◆ **WORK REQUIRED**
In this exercise, reproduce all the entries that follow exactly.

◆ **INPUT MATERIAL**
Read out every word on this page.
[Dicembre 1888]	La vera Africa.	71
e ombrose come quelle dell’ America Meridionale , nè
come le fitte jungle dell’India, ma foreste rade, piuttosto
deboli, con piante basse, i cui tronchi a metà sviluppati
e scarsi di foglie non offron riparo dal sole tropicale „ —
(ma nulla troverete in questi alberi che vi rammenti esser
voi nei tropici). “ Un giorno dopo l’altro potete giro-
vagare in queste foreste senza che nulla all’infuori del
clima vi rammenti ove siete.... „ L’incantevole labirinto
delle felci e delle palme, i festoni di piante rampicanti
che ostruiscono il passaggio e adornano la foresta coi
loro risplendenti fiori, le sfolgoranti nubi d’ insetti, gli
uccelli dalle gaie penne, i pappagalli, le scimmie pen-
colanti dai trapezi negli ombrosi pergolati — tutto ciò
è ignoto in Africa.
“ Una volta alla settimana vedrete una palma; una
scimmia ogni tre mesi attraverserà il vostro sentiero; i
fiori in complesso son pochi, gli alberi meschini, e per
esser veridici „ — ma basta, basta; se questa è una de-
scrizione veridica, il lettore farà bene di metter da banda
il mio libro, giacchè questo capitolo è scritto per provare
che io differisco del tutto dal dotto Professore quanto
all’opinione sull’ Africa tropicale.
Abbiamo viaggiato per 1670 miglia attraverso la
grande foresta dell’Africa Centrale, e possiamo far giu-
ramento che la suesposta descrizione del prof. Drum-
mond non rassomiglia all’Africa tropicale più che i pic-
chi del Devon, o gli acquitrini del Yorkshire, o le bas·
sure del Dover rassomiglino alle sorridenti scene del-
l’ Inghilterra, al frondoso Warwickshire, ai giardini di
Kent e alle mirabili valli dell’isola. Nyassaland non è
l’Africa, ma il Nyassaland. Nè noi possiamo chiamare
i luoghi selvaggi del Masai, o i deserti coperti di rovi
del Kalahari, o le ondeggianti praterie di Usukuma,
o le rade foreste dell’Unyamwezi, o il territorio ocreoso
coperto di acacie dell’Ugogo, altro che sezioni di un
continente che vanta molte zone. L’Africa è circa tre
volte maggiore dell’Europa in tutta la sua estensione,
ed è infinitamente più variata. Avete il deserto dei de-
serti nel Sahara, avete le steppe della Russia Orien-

◆ **SOLUTION TO THIS PROBLEM**
Read out every word on this page.
[Dicembre 1888]	La vera Africa.	71
e ombrose come quelle dell’ America Meridionale , nè
come le fitte jungle dell’India, ma foreste rade, piuttosto
deboli, con piante basse, i cui tronchi a metà sviluppati
e scarsi di foglie non offron riparo dal sole tropicale „ —
(ma nulla troverete in questi alberi che vi rammenti esser
voi nei tropici). “ Un giorno dopo l’altro potete giro-
vagare in queste foreste senza che nulla all’infuori del
clima vi rammenti ove siete.... „ L’incantevole labirinto
delle felci e delle palme, i festoni di piante rampicanti
che ostruiscono il passaggio e adornano la foresta coi
loro risplendenti fiori, le sfolgoranti nubi d’ insetti, gli
uccelli dalle gaie penne, i pappagalli, le scimmie pen-
colanti dai trapezi negli ombrosi pergolati — tutto ciò
è ignoto in Africa.
“ Una volta alla settimana vedrete una palma; una
scimmia ogni tre mesi attraverserà il vostro sentiero; i
fiori in complesso son pochi, gli alberi meschini, e per
esser veridici „ — ma basta, basta; se questa è una de-
scrizione veridica, il lettore farà bene di metter da banda
il mio libro, giacchè questo capitolo è scritto per provare
che io differisco del tutto dal dotto Professore quanto
all’opinione sull’ Africa tropicale.
Abbiamo viaggiato per 1670 miglia attraverso la
grande foresta dell’Africa Centrale, e possiamo far giu-
ramento che la suesposta descrizione del prof. Drum-
mond non rassomiglia all’Africa tropicale più che i pic-
chi del Devon, o gli acquitrini del Yorkshire, o le bas·
sure del Dover rassomiglino alle sorridenti scene del-
l’ Inghilterra, al frondoso Warwickshire, ai giardini di
Kent e alle mirabili valli dell’isola. Nyassaland non è
l’Africa, ma il Nyassaland. Nè noi possiamo chiamare
i luoghi selvaggi del Masai, o i deserti coperti di rovi
del Kalahari, o le ondeggianti praterie di Usukuma,
o le rade foreste dell’Unyamwezi, o il territorio ocreoso
coperto di acacie dell’Ugogo, altro che sezioni di un
continente che vanta molte zone. L’Africa è circa tre
volte maggiore dell’Europa in tutta la sua estensione,
ed è infinitamente più variata. Avete il deserto dei de-
serti nel Sahara, avete le steppe della Russia Orien-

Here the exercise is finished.